● Task description:
Every line below that mentions the word "best" should be copied out.

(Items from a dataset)
_ _ _ _
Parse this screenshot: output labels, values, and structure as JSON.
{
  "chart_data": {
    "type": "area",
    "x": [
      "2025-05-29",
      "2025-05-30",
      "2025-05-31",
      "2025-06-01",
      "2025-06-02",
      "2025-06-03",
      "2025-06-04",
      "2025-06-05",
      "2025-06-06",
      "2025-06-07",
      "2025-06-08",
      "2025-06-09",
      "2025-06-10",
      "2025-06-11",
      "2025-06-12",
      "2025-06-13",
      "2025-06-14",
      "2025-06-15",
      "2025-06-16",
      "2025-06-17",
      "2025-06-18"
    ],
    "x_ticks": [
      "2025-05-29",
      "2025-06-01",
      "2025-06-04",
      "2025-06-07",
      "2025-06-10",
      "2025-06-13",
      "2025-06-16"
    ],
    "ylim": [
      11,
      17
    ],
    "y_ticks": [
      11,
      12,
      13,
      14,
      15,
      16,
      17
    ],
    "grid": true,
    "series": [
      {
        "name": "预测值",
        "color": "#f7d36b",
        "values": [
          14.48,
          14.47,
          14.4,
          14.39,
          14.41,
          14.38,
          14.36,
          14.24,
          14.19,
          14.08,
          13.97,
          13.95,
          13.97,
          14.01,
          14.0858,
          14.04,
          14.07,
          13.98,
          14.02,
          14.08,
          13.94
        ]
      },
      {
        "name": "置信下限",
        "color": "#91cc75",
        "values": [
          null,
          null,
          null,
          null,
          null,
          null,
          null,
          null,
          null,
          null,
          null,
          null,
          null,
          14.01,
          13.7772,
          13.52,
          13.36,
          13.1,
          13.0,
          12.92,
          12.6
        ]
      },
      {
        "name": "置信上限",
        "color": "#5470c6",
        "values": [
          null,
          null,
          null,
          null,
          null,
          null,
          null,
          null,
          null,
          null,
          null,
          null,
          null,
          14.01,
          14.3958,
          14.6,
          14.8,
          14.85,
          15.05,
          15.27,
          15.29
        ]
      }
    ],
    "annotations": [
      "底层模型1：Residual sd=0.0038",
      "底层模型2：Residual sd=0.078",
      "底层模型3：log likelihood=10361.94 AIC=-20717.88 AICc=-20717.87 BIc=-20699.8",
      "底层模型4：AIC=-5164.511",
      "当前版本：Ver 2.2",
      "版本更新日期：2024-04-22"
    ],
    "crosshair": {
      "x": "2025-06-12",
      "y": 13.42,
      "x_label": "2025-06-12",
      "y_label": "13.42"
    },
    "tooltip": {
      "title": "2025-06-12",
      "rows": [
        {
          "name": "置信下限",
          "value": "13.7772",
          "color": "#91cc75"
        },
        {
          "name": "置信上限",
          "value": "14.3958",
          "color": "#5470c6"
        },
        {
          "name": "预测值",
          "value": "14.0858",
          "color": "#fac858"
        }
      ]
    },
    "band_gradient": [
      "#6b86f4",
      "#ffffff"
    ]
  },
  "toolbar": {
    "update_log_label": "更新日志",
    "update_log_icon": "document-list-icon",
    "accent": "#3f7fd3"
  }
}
_ _ _ _
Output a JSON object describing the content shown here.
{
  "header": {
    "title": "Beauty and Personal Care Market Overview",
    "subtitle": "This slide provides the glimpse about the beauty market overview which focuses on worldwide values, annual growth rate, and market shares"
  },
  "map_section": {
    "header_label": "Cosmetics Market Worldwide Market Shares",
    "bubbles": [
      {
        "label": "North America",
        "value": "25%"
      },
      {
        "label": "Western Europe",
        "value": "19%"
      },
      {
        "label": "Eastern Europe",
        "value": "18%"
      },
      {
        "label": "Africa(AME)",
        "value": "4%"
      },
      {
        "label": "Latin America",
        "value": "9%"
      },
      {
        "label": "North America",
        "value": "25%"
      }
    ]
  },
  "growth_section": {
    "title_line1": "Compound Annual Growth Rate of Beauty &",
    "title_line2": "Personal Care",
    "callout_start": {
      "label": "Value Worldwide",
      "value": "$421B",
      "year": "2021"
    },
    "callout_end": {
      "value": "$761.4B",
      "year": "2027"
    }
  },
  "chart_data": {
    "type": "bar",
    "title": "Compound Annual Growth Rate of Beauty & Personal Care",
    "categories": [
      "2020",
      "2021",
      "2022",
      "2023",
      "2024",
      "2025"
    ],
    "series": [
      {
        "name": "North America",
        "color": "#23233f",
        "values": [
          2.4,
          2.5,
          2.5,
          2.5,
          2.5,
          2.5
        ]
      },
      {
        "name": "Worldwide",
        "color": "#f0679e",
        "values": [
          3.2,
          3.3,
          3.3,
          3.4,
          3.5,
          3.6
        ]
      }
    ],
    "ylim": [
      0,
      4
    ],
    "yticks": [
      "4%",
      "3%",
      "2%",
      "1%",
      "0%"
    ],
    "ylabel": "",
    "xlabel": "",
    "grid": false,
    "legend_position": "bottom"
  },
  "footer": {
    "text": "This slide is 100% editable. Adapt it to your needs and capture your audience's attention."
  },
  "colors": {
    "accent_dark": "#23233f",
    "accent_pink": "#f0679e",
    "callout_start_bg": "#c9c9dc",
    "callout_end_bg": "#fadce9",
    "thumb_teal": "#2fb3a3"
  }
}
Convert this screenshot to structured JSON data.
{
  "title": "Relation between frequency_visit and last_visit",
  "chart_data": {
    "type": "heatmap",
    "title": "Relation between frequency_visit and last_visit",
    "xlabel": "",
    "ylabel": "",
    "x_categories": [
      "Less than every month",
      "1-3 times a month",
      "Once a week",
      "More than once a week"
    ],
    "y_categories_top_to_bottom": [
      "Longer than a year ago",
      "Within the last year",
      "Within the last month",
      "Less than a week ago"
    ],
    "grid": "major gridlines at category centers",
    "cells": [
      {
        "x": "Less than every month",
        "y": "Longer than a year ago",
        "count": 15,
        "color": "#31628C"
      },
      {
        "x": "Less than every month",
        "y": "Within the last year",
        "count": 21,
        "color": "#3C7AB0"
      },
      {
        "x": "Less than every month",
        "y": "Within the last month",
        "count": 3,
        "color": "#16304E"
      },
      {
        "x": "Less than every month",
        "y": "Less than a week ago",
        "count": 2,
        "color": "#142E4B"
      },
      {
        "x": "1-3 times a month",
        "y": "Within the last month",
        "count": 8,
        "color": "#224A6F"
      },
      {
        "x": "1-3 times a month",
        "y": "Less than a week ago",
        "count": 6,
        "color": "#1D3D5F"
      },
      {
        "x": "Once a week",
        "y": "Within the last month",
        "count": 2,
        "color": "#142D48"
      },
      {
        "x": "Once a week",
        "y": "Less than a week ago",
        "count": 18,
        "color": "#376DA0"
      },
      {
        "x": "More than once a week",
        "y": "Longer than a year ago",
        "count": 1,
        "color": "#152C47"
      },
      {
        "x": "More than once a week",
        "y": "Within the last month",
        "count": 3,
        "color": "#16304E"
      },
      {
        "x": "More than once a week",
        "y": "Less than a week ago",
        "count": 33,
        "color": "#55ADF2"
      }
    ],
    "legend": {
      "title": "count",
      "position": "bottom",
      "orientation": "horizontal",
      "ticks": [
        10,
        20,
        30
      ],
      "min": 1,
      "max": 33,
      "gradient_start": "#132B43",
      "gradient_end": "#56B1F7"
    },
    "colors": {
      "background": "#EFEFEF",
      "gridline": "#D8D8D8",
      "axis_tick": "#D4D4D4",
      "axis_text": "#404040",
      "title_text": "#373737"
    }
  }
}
_ _ _ _
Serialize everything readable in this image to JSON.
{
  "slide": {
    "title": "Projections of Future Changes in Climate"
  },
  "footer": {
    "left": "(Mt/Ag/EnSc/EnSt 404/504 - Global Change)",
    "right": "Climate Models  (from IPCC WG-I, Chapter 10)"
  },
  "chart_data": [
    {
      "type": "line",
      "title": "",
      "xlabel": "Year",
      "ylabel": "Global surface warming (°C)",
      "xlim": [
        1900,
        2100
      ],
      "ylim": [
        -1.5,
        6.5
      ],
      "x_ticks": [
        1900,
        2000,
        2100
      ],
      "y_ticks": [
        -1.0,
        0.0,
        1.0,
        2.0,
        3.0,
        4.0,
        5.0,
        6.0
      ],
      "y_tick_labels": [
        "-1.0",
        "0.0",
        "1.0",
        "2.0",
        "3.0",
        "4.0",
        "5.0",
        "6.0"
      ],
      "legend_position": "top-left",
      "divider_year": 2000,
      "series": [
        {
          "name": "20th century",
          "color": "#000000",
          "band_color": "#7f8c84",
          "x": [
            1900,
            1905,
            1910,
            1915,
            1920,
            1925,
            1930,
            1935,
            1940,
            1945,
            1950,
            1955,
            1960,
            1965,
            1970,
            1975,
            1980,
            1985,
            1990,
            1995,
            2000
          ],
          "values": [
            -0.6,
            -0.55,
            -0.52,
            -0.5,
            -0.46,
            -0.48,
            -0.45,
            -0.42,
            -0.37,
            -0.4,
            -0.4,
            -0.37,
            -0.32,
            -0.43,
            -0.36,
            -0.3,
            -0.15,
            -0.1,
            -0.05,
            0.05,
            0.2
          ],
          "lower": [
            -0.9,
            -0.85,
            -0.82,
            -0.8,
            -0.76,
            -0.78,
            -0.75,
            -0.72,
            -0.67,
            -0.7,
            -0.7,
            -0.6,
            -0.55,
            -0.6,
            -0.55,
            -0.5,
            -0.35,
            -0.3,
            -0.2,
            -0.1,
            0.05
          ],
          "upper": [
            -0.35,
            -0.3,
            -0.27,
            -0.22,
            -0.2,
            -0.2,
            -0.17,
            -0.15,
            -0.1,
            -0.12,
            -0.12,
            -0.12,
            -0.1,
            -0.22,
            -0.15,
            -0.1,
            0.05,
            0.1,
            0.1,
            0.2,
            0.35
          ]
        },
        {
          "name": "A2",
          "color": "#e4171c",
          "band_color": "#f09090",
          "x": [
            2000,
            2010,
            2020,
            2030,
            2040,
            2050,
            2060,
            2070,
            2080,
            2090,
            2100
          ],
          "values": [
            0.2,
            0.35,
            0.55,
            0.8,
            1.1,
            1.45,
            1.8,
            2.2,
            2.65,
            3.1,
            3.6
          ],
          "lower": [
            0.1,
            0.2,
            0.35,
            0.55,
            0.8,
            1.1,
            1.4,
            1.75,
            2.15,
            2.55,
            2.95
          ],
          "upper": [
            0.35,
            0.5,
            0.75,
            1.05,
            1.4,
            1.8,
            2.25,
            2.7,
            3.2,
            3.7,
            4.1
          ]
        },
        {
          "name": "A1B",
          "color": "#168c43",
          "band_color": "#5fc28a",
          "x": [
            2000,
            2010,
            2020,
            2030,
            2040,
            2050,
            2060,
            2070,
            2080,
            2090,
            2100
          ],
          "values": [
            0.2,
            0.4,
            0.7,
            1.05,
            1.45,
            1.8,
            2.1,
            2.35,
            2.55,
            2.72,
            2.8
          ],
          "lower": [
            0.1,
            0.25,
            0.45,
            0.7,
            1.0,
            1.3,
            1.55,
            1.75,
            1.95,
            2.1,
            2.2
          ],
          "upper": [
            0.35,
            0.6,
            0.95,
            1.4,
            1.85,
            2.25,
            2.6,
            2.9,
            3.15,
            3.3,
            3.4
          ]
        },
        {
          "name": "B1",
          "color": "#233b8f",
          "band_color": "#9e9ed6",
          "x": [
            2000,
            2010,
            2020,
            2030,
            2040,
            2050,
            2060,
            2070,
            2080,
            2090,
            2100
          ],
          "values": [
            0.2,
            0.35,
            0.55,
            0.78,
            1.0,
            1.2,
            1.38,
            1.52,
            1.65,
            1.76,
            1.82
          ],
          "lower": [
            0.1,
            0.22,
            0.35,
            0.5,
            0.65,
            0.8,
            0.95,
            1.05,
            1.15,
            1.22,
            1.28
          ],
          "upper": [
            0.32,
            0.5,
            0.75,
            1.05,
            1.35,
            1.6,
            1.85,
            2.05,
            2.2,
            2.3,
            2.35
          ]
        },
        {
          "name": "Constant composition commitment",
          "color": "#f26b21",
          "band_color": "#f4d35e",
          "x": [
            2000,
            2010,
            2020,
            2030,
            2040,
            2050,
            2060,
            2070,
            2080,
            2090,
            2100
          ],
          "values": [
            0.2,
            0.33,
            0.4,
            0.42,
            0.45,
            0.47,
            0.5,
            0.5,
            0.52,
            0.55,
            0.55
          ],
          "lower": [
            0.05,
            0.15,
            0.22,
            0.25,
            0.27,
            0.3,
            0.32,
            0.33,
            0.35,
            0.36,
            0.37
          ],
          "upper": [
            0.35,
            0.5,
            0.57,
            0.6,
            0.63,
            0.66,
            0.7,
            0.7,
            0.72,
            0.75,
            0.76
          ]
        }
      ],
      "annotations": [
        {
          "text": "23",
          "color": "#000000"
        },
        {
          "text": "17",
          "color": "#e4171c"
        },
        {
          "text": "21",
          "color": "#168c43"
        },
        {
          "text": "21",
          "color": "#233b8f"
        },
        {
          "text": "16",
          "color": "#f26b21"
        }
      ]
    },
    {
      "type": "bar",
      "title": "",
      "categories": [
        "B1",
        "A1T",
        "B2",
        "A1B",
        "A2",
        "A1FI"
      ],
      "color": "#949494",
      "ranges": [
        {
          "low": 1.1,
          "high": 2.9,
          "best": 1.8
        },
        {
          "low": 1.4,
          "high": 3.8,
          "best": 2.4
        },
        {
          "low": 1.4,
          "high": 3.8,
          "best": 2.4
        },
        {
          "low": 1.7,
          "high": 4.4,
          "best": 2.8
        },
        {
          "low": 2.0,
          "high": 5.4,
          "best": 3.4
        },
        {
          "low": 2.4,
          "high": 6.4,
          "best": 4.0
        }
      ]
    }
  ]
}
_ _ _ _
● Solved problem:
          "best": 1.8
          "best": 2.4
          "best": 2.4
          "best": 2.8
          "best": 3.4
          "best": 4.0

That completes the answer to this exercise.